Aim of the task >> Reproduce the material in full, unchanged.

Available records >>

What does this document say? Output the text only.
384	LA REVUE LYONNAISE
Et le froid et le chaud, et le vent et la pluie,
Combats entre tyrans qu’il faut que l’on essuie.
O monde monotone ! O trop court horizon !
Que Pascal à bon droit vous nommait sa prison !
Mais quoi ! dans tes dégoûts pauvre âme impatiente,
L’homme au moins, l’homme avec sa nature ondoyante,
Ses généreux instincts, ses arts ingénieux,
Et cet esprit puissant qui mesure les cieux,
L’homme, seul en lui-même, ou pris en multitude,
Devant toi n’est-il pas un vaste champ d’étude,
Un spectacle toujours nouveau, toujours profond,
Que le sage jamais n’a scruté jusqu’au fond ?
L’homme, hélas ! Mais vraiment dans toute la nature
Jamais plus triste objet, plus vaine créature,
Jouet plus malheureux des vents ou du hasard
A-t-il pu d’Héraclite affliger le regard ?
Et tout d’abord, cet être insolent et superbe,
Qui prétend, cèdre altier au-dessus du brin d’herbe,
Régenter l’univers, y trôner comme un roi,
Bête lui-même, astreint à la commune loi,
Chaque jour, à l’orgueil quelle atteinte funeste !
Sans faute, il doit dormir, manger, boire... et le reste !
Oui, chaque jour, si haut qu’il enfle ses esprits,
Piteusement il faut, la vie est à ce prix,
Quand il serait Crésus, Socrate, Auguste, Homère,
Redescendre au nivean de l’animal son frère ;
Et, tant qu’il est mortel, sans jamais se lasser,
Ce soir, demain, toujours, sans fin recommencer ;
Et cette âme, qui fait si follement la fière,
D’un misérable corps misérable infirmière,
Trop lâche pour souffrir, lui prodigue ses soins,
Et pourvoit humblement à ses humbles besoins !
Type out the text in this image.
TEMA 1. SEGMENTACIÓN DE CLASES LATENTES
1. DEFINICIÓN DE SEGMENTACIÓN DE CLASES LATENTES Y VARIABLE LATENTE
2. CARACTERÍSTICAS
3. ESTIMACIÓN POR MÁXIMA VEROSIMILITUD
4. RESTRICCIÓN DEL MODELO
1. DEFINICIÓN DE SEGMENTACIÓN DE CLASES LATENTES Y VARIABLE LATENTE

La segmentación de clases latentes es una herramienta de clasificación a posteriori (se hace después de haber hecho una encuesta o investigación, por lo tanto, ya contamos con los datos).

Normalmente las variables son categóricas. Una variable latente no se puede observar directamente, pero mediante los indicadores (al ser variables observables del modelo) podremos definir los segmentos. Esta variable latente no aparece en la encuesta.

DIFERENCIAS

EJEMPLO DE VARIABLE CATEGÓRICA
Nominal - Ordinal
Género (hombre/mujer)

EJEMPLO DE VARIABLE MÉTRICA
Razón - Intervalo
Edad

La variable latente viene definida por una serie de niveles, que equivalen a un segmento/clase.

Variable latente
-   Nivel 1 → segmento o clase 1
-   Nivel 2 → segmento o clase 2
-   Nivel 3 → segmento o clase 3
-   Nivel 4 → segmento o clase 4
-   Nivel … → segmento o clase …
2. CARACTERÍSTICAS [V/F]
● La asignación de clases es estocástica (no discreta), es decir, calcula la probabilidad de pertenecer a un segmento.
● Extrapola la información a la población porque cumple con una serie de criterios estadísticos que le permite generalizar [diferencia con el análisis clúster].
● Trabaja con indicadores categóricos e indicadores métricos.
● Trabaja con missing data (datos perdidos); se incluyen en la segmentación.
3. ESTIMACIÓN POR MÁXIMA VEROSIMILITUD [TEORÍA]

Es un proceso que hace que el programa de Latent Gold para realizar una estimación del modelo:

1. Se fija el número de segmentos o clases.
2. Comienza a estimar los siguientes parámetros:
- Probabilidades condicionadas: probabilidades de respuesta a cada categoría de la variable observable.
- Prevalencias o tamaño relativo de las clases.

Reply to the exercise >>
What does this document say? Output the text only.
384	LA REVUE LYONNAISE
Et le froid et le chaud, et le vent et la pluie,
Combats entre tyrans qu’il faut que l’on essuie.
O monde monotone ! O trop court horizon !
Que Pascal à bon droit vous nommait sa prison !
Mais quoi ! dans tes dégoûts pauvre âme impatiente,
L’homme au moins, l’homme avec sa nature ondoyante,
Ses généreux instincts, ses arts ingénieux,
Et cet esprit puissant qui mesure les cieux,
L’homme, seul en lui-même, ou pris en multitude,
Devant toi n’est-il pas un vaste champ d’étude,
Un spectacle toujours nouveau, toujours profond,
Que le sage jamais n’a scruté jusqu’au fond ?
L’homme, hélas ! Mais vraiment dans toute la nature
Jamais plus triste objet, plus vaine créature,
Jouet plus malheureux des vents ou du hasard
A-t-il pu d’Héraclite affliger le regard ?
Et tout d’abord, cet être insolent et superbe,
Qui prétend, cèdre altier au-dessus du brin d’herbe,
Régenter l’univers, y trôner comme un roi,
Bête lui-même, astreint à la commune loi,
Chaque jour, à l’orgueil quelle atteinte funeste !
Sans faute, il doit dormir, manger, boire... et le reste !
Oui, chaque jour, si haut qu’il enfle ses esprits,
Piteusement il faut, la vie est à ce prix,
Quand il serait Crésus, Socrate, Auguste, Homère,
Redescendre au nivean de l’animal son frère ;
Et, tant qu’il est mortel, sans jamais se lasser,
Ce soir, demain, toujours, sans fin recommencer ;
Et cette âme, qui fait si follement la fière,
D’un misérable corps misérable infirmière,
Trop lâche pour souffrir, lui prodigue ses soins,
Et pourvoit humblement à ses humbles besoins !
Type out the text in this image.
TEMA 1. SEGMENTACIÓN DE CLASES LATENTES
1. DEFINICIÓN DE SEGMENTACIÓN DE CLASES LATENTES Y VARIABLE LATENTE
2. CARACTERÍSTICAS
3. ESTIMACIÓN POR MÁXIMA VEROSIMILITUD
4. RESTRICCIÓN DEL MODELO
1. DEFINICIÓN DE SEGMENTACIÓN DE CLASES LATENTES Y VARIABLE LATENTE

La segmentación de clases latentes es una herramienta de clasificación a posteriori (se hace después de haber hecho una encuesta o investigación, por lo tanto, ya contamos con los datos).

Normalmente las variables son categóricas. Una variable latente no se puede observar directamente, pero mediante los indicadores (al ser variables observables del modelo) podremos definir los segmentos. Esta variable latente no aparece en la encuesta.

DIFERENCIAS

EJEMPLO DE VARIABLE CATEGÓRICA
Nominal - Ordinal
Género (hombre/mujer)

EJEMPLO DE VARIABLE MÉTRICA
Razón - Intervalo
Edad

La variable latente viene definida por una serie de niveles, que equivalen a un segmento/clase.

Variable latente
-   Nivel 1 → segmento o clase 1
-   Nivel 2 → segmento o clase 2
-   Nivel 3 → segmento o clase 3
-   Nivel 4 → segmento o clase 4
-   Nivel … → segmento o clase …
2. CARACTERÍSTICAS [V/F]
● La asignación de clases es estocástica (no discreta), es decir, calcula la probabilidad de pertenecer a un segmento.
● Extrapola la información a la población porque cumple con una serie de criterios estadísticos que le permite generalizar [diferencia con el análisis clúster].
● Trabaja con indicadores categóricos e indicadores métricos.
● Trabaja con missing data (datos perdidos); se incluyen en la segmentación.
3. ESTIMACIÓN POR MÁXIMA VEROSIMILITUD [TEORÍA]

Es un proceso que hace que el programa de Latent Gold para realizar una estimación del modelo:

1. Se fija el número de segmentos o clases.
2. Comienza a estimar los siguientes parámetros:
- Probabilidades condicionadas: probabilidades de respuesta a cada categoría de la variable observable.
- Prevalencias o tamaño relativo de las clases.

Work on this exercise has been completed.